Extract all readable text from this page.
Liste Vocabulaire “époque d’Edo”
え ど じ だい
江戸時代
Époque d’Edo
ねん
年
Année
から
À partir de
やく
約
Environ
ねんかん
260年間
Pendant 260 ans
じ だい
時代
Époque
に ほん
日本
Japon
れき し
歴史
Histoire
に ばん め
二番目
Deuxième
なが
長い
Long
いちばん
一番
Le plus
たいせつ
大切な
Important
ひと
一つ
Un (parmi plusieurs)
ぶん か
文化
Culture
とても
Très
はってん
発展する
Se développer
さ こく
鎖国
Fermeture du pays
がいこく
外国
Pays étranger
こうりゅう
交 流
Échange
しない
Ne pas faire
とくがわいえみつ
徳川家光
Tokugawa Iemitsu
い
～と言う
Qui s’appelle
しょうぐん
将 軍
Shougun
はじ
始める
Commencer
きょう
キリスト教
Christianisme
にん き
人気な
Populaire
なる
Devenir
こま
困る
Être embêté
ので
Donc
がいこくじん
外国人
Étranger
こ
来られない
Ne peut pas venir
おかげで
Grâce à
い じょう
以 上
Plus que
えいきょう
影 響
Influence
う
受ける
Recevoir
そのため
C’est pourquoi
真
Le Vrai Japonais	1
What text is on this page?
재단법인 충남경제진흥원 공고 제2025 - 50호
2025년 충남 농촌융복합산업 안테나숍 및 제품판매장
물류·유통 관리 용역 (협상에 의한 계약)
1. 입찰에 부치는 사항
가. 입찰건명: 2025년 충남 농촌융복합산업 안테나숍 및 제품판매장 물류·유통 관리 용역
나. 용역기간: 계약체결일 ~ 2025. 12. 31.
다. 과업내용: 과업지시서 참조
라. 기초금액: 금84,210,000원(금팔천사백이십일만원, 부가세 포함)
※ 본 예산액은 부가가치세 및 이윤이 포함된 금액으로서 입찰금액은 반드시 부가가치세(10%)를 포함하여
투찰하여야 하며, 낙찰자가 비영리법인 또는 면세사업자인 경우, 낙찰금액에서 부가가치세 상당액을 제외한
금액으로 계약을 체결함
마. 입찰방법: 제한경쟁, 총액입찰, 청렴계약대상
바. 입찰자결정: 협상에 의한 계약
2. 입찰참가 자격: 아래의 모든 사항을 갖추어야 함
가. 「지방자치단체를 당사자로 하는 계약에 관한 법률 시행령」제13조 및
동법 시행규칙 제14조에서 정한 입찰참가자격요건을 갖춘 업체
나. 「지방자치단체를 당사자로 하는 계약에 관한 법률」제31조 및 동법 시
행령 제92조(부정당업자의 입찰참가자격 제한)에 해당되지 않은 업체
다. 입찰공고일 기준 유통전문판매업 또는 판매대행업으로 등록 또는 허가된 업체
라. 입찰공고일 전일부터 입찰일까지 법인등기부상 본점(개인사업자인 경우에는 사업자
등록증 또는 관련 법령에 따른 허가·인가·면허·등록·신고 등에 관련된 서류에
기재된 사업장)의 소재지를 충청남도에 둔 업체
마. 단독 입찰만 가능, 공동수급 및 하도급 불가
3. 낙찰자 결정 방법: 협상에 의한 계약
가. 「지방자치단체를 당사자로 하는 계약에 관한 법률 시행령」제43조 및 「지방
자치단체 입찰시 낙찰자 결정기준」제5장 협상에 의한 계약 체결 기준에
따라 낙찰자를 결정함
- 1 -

- The exercise -
Give back the lines above exactly, from the one with "What text is on this page?" through the last line.

- Exercise output -
What text is on this page?
재단법인 충남경제진흥원 공고 제2025 - 50호
2025년 충남 농촌융복합산업 안테나숍 및 제품판매장
물류·유통 관리 용역 (협상에 의한 계약)
1. 입찰에 부치는 사항
가. 입찰건명: 2025년 충남 농촌융복합산업 안테나숍 및 제품판매장 물류·유통 관리 용역
나. 용역기간: 계약체결일 ~ 2025. 12. 31.
다. 과업내용: 과업지시서 참조
라. 기초금액: 금84,210,000원(금팔천사백이십일만원, 부가세 포함)
※ 본 예산액은 부가가치세 및 이윤이 포함된 금액으로서 입찰금액은 반드시 부가가치세(10%)를 포함하여
투찰하여야 하며, 낙찰자가 비영리법인 또는 면세사업자인 경우, 낙찰금액에서 부가가치세 상당액을 제외한
금액으로 계약을 체결함
마. 입찰방법: 제한경쟁, 총액입찰, 청렴계약대상
바. 입찰자결정: 협상에 의한 계약
2. 입찰참가 자격: 아래의 모든 사항을 갖추어야 함
가. 「지방자치단체를 당사자로 하는 계약에 관한 법률 시행령」제13조 및
동법 시행규칙 제14조에서 정한 입찰참가자격요건을 갖춘 업체
나. 「지방자치단체를 당사자로 하는 계약에 관한 법률」제31조 및 동법 시
행령 제92조(부정당업자의 입찰참가자격 제한)에 해당되지 않은 업체
다. 입찰공고일 기준 유통전문판매업 또는 판매대행업으로 등록 또는 허가된 업체
라. 입찰공고일 전일부터 입찰일까지 법인등기부상 본점(개인사업자인 경우에는 사업자
등록증 또는 관련 법령에 따른 허가·인가·면허·등록·신고 등에 관련된 서류에
기재된 사업장)의 소재지를 충청남도에 둔 업체
마. 단독 입찰만 가능, 공동수급 및 하도급 불가
3. 낙찰자 결정 방법: 협상에 의한 계약
가. 「지방자치단체를 당사자로 하는 계약에 관한 법률 시행령」제43조 및 「지방
자치단체 입찰시 낙찰자 결정기준」제5장 협상에 의한 계약 체결 기준에
따라 낙찰자를 결정함
- 1 -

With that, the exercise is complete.